To do - Find every line with the string "Information" in it, count them, and reply with that count only.

Source data -
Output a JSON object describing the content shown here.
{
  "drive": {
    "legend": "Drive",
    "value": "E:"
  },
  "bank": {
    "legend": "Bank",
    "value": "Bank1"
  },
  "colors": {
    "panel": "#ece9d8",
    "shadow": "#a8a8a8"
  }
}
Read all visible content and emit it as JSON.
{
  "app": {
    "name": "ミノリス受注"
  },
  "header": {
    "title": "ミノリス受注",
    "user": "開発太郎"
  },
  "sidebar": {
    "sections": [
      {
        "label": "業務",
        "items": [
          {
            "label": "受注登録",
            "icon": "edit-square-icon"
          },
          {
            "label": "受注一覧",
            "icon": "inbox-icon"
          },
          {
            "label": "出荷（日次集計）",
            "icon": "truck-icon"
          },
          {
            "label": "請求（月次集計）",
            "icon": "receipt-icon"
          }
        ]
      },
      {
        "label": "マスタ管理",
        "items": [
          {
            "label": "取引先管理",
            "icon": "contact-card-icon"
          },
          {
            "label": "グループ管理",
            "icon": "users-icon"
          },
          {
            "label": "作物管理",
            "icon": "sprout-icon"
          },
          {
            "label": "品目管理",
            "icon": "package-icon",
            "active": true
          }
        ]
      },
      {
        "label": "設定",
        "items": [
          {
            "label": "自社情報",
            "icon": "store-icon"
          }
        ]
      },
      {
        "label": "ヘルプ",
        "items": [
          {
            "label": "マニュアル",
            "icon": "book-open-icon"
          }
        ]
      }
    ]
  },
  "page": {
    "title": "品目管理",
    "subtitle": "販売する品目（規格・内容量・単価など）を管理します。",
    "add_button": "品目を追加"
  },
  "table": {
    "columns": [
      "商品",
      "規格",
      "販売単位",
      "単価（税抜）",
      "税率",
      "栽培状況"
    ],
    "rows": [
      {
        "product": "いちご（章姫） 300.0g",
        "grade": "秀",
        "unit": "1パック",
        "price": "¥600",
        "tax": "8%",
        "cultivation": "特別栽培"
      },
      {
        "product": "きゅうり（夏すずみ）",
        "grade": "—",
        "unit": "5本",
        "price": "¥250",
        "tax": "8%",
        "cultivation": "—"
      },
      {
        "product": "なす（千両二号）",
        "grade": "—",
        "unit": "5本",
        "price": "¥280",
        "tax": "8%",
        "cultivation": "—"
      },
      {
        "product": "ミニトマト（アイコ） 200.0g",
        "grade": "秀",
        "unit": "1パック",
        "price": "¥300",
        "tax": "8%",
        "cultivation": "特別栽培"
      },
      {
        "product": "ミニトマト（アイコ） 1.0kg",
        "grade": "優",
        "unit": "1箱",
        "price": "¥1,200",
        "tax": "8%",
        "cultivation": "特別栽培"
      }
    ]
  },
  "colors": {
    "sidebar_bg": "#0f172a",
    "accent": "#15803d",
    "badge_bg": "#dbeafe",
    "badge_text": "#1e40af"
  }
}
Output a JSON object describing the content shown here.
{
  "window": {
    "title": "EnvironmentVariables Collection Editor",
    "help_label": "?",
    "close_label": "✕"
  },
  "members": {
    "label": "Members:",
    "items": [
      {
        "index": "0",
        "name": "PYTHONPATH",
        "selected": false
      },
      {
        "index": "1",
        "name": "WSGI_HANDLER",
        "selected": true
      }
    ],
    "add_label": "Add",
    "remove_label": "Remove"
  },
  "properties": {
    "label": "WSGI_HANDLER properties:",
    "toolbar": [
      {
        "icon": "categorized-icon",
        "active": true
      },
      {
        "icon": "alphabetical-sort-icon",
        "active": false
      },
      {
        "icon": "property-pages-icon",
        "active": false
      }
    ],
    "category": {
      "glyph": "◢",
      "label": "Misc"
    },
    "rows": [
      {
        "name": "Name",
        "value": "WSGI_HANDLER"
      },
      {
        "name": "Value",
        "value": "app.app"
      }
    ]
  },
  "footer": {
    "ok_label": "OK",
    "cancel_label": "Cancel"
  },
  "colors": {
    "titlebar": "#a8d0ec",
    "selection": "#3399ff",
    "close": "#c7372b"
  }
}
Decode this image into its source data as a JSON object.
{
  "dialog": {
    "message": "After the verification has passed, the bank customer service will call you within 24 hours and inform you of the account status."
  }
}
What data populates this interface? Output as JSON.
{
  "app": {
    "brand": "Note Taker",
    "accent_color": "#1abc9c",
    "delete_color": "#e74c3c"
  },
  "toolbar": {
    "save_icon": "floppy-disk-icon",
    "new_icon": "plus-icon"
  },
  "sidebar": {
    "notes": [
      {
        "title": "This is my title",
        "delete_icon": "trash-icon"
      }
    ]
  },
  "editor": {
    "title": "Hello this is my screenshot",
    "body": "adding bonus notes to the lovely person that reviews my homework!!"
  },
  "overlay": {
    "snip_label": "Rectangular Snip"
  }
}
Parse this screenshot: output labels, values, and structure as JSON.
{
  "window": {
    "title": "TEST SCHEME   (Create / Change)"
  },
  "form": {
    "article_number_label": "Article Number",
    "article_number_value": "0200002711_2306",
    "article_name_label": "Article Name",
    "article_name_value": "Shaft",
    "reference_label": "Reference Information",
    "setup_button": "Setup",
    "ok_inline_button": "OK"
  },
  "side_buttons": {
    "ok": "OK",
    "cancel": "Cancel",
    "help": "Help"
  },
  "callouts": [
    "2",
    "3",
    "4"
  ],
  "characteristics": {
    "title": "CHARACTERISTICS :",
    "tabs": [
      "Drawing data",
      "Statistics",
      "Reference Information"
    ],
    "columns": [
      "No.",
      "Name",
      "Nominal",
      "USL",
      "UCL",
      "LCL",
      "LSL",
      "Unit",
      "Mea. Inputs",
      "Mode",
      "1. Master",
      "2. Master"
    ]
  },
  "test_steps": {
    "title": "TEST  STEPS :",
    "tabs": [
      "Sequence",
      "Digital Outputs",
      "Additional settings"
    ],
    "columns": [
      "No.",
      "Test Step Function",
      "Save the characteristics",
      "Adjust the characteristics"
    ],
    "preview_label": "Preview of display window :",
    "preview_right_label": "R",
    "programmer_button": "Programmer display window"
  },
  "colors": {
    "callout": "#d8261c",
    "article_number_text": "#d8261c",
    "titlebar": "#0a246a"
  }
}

Answer to the task - 2